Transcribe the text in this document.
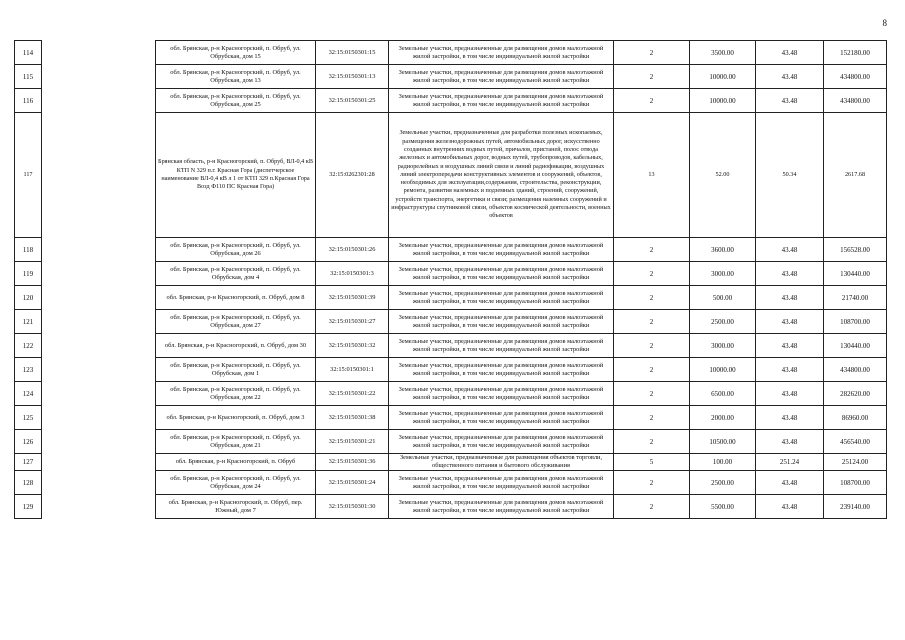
8
114		обл. Брянская, р-н Красногорский, п. Обруб, ул. Обрубская, дом 15	32:15:0150301:15	Земельные участки, предназначенные для размещения домов малоэтажной жилой застройки, в том числе индивидуальной жилой застройки	2	3500.00	43.48	152180.00
115		обл. Брянская, р-н Красногорский, п. Обруб, ул. Обрубская, дом 13	32:15:0150301:13	Земельные участки, предназначенные для размещения домов малоэтажной жилой застройки, в том числе индивидуальной жилой застройки	2	10000.00	43.48	434800.00
116		обл. Брянская, р-н Красногорский, п. Обруб, ул. Обрубская, дом 25	32:15:0150301:25	Земельные участки, предназначенные для размещения домов малоэтажной жилой застройки, в том числе индивидуальной жилой застройки	2	10000.00	43.48	434800.00
117		Брянская область, р-н Красногорский, п. Обруб, ВЛ-0,4 кВ КТП N 329 п.г. Красная Гора (диспетчерское наименование ВЛ-0,4 кВ л 1 от КТП 329 п.Красная Гора Возд Ф110 ПС Красная Гора)	32:15:0262301:28	Земельные участки, предназначенные для разработки полезных ископаемых, размещения железнодорожных путей, автомобильных дорог, искусственно созданных внутренних водных путей, причалов, пристаней, полос отвода железных и автомобильных дорог, водных путей, трубопроводов, кабельных, радиорелейных и воздушных линий связи и линий радиофикации, воздушных линий электропередачи конструктивных элементов и сооружений, объектов, необходимых для эксплуатации,содержания, строительства, реконструкции, ремонта, развития наземных и подземных зданий, строений, сооружений, устройств транспорта, энергетики и связи; размещения наземных сооружений и инфраструктуры спутниковой связи, объектов космической деятельности, военных объектов	13	52.00	50.34	2617.68
118		обл. Брянская, р-н Красногорский, п. Обруб, ул. Обрубская, дом 26	32:15:0150301:26	Земельные участки, предназначенные для размещения домов малоэтажной жилой застройки, в том числе индивидуальной жилой застройки	2	3600.00	43.48	156528.00
119		обл. Брянская, р-н Красногорский, п. Обруб, ул. Обрубская, дом 4	32:15:0150301:3	Земельные участки, предназначенные для размещения домов малоэтажной жилой застройки, в том числе индивидуальной жилой застройки	2	3000.00	43.48	130440.00
120		обл. Брянская, р-н Красногорский, п. Обруб, дом 8	32:15:0150301:39	Земельные участки, предназначенные для размещения домов малоэтажной жилой застройки, в том числе индивидуальной жилой застройки	2	500.00	43.48	21740.00
121		обл. Брянская, р-н Красногорский, п. Обруб, ул. Обрубская, дом 27	32:15:0150301:27	Земельные участки, предназначенные для размещения домов малоэтажной жилой застройки, в том числе индивидуальной жилой застройки	2	2500.00	43.48	108700.00
122		обл. Брянская, р-н Красногорский, п. Обруб, дом 30	32:15:0150301:32	Земельные участки, предназначенные для размещения домов малоэтажной жилой застройки, в том числе индивидуальной жилой застройки	2	3000.00	43.48	130440.00
123		обл. Брянская, р-н Красногорский, п. Обруб, ул. Обрубская, дом 1	32:15:0150301:1	Земельные участки, предназначенные для размещения домов малоэтажной жилой застройки, в том числе индивидуальной жилой застройки	2	10000.00	43.48	434800.00
124		обл. Брянская, р-н Красногорский, п. Обруб, ул. Обрубская, дом 22	32:15:0150301:22	Земельные участки, предназначенные для размещения домов малоэтажной жилой застройки, в том числе индивидуальной жилой застройки	2	6500.00	43.48	282620.00
125		обл. Брянская, р-н Красногорский, п. Обруб, дом 3	32:15:0150301:38	Земельные участки, предназначенные для размещения домов малоэтажной жилой застройки, в том числе индивидуальной жилой застройки	2	2000.00	43.48	86960.00
126		обл. Брянская, р-н Красногорский, п. Обруб, ул. Обрубская, дом 21	32:15:0150301:21	Земельные участки, предназначенные для размещения домов малоэтажной жилой застройки, в том числе индивидуальной жилой застройки	2	10500.00	43.48	456540.00
127		обл. Брянская, р-н Красногорский, п. Обруб	32:15:0150301:36	Земельные участки, предназначенные для размещения объектов торговли, общественного питания и бытового обслуживания	5	100.00	251.24	25124.00
128		обл. Брянская, р-н Красногорский, п. Обруб, ул. Обрубская, дом 24	32:15:0150301:24	Земельные участки, предназначенные для размещения домов малоэтажной жилой застройки, в том числе индивидуальной жилой застройки	2	2500.00	43.48	108700.00
129		обл. Брянская, р-н Красногорский, п. Обруб, пер. Южный, дом 7	32:15:0150301:30	Земельные участки, предназначенные для размещения домов малоэтажной жилой застройки, в том числе индивидуальной жилой застройки	2	5500.00	43.48	239140.00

☆ ☆ ☆

_SET TASK_
How many of the lines above include the string "объектов"? Reply with the number by itself.

_FINAL ANSWER_
2